Exercise task: Pick out each line below containing "JSON".

Stored rows:
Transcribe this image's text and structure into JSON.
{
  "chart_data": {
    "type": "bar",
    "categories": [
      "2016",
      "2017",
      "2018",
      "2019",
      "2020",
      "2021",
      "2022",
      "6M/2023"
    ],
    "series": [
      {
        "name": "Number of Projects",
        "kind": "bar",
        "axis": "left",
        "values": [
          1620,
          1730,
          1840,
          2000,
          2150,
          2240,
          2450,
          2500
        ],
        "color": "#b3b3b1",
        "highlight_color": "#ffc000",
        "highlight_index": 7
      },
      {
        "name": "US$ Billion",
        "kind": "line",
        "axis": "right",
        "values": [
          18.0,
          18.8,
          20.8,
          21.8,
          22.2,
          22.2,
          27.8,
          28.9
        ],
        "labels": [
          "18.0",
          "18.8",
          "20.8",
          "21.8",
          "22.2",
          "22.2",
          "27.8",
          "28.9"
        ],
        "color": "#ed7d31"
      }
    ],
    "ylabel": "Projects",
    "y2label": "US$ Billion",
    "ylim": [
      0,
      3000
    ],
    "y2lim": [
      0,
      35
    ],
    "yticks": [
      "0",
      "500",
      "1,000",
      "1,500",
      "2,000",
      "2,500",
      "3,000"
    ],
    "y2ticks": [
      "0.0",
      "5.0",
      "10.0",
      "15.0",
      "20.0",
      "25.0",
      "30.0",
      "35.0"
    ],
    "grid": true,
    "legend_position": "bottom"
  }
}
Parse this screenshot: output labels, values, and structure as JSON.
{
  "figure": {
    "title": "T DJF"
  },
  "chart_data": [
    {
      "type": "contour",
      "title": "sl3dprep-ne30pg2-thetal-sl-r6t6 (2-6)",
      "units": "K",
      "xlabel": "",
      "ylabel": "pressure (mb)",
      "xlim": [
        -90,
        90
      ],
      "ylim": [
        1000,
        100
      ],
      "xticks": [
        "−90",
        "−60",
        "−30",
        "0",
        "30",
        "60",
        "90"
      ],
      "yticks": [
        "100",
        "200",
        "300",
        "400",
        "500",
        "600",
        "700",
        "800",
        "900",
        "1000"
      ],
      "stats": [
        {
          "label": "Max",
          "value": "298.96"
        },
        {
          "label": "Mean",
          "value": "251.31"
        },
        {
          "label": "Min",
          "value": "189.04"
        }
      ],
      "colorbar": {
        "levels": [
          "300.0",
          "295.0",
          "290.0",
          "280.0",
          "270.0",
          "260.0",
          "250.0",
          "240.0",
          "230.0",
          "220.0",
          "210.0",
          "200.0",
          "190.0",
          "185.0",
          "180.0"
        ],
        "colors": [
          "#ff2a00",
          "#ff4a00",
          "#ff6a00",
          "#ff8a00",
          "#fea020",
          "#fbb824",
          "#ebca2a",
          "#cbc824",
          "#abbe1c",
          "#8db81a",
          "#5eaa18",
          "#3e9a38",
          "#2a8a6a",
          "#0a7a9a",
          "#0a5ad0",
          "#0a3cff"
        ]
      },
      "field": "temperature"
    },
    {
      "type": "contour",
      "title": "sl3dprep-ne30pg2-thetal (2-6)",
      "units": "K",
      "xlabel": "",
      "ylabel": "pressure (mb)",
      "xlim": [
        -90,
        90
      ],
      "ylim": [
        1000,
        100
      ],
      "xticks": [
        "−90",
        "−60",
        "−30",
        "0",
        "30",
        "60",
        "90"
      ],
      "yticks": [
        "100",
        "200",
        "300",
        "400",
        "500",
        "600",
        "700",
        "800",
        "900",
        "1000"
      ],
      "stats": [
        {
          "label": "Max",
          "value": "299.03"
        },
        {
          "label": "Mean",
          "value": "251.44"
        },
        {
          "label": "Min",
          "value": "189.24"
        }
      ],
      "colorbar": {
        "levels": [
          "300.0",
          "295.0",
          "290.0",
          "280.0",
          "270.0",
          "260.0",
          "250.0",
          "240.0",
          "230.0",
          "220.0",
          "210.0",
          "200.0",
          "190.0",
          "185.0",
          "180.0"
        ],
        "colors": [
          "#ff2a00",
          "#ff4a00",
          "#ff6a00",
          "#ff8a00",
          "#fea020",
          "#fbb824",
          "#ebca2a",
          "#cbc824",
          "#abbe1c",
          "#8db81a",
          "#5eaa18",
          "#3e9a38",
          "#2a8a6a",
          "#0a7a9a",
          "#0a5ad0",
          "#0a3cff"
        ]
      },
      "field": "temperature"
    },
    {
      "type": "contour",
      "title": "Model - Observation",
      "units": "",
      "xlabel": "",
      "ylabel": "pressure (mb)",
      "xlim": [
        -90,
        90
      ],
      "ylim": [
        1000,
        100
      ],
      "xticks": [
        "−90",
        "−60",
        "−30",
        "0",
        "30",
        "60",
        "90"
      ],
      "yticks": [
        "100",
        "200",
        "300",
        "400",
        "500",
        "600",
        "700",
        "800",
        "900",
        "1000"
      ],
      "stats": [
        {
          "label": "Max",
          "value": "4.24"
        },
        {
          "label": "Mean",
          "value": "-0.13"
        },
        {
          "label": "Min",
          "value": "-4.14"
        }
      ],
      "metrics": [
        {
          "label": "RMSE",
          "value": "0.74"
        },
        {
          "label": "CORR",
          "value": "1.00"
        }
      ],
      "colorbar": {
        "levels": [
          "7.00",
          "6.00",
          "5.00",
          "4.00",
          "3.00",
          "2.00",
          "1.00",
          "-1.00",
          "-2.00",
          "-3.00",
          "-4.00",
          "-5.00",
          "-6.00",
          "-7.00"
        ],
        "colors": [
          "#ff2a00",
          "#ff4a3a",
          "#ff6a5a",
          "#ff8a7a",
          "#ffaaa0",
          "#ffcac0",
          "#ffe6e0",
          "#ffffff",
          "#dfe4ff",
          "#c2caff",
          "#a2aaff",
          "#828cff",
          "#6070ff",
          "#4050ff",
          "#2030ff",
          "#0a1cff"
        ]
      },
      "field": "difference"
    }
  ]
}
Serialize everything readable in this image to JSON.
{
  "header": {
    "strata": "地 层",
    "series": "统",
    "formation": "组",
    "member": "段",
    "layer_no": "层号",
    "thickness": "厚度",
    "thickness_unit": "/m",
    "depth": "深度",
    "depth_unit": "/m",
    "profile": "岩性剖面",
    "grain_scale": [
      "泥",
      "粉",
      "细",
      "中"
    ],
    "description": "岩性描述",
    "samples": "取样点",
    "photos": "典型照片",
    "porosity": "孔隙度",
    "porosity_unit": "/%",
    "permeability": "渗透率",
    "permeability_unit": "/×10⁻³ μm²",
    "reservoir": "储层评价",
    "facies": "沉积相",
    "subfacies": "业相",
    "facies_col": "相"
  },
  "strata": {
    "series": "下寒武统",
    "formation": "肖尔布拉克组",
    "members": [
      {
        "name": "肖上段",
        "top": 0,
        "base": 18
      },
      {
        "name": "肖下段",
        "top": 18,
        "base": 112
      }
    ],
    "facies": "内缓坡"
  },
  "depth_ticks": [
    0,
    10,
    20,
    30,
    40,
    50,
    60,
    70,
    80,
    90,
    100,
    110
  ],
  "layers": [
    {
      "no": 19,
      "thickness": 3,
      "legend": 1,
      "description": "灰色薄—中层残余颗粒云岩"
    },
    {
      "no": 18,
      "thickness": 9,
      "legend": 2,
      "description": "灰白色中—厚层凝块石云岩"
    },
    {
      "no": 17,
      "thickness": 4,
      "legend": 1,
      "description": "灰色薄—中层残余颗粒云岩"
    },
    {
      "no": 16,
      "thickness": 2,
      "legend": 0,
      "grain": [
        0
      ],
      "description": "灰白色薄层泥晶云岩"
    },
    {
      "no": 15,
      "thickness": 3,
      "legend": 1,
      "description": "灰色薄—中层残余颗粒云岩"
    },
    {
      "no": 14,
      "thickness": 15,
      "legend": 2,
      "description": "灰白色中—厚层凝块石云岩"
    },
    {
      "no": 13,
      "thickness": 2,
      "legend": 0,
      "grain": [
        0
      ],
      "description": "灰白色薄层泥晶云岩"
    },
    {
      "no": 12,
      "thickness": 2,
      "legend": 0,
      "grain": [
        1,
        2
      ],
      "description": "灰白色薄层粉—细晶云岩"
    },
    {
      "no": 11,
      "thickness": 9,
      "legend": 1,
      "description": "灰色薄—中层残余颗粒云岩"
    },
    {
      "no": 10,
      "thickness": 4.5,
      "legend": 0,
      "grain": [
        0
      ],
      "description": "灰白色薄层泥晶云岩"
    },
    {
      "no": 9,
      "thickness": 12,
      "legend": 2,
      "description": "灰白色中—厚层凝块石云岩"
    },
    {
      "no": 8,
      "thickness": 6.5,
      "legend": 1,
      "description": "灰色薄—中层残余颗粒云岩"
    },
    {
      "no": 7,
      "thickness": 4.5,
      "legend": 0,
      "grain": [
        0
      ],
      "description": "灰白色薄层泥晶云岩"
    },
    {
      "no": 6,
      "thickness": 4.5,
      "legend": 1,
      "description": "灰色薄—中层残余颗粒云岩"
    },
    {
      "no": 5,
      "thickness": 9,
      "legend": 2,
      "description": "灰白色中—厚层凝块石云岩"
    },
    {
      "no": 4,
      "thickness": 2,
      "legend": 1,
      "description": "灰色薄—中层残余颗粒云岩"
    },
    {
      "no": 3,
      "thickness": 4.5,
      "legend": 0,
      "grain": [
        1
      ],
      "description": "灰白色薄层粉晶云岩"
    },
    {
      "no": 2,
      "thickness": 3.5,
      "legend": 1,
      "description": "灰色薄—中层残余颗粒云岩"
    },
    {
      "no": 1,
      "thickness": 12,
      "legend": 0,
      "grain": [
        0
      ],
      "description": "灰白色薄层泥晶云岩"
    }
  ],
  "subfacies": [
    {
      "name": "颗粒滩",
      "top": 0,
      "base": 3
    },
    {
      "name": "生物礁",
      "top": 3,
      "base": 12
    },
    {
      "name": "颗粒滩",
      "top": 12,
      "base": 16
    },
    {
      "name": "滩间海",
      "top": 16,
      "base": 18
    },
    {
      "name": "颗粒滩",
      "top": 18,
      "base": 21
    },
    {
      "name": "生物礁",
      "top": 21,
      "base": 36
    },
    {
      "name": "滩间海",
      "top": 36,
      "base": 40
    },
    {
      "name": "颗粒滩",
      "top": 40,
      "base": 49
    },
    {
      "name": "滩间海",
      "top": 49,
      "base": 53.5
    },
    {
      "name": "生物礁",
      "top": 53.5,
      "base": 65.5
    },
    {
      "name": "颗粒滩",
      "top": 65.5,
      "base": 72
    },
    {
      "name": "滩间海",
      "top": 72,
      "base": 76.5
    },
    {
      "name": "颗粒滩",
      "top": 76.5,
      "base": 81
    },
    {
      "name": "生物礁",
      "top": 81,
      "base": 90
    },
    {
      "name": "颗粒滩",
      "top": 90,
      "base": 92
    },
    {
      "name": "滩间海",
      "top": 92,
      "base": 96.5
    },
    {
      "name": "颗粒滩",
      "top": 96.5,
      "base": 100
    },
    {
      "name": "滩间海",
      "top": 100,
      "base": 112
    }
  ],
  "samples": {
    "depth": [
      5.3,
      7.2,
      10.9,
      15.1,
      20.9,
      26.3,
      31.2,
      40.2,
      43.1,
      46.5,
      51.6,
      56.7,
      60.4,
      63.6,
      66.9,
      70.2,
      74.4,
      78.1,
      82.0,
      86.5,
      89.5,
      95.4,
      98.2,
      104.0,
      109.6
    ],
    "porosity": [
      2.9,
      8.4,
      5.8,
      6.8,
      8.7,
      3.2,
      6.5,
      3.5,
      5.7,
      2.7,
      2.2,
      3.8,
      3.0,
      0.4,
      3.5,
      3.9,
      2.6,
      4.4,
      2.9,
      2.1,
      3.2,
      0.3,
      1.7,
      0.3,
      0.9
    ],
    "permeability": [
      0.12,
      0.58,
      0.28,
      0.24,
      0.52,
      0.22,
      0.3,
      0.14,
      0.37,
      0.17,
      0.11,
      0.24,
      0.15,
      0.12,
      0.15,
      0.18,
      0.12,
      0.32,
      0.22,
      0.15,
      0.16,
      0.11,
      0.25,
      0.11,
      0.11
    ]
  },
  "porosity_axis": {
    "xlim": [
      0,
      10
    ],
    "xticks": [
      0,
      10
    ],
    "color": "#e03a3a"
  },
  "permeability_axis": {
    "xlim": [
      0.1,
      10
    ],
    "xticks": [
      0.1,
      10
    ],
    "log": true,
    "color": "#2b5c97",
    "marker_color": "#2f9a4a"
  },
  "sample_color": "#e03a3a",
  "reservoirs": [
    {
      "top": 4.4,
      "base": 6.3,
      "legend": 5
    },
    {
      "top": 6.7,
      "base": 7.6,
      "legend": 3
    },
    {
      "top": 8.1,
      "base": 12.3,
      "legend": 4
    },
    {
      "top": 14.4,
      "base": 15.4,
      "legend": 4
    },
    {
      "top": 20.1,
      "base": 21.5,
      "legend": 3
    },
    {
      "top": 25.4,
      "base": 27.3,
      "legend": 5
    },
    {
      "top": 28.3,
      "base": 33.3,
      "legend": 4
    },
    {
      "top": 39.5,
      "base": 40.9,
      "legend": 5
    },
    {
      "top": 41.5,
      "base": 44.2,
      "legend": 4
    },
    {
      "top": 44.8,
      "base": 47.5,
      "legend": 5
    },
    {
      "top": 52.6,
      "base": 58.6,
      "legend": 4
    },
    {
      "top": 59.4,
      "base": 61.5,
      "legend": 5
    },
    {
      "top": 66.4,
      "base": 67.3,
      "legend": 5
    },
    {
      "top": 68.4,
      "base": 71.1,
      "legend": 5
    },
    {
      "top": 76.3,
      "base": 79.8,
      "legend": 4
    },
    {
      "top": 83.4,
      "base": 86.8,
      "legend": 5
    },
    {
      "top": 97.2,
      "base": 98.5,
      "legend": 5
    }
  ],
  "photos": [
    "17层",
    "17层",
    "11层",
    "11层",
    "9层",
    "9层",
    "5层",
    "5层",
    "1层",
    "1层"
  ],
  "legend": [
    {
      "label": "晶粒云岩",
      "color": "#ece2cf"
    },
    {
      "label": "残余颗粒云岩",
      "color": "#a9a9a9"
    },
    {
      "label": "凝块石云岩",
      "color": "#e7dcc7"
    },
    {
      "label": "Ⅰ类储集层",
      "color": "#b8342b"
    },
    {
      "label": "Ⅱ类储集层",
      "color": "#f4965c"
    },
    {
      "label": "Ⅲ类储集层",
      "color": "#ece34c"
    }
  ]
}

Expected answer:
Transcribe this image's text and structure into JSON.
Parse this screenshot: output labels, values, and structure as JSON.
Serialize everything readable in this image to JSON.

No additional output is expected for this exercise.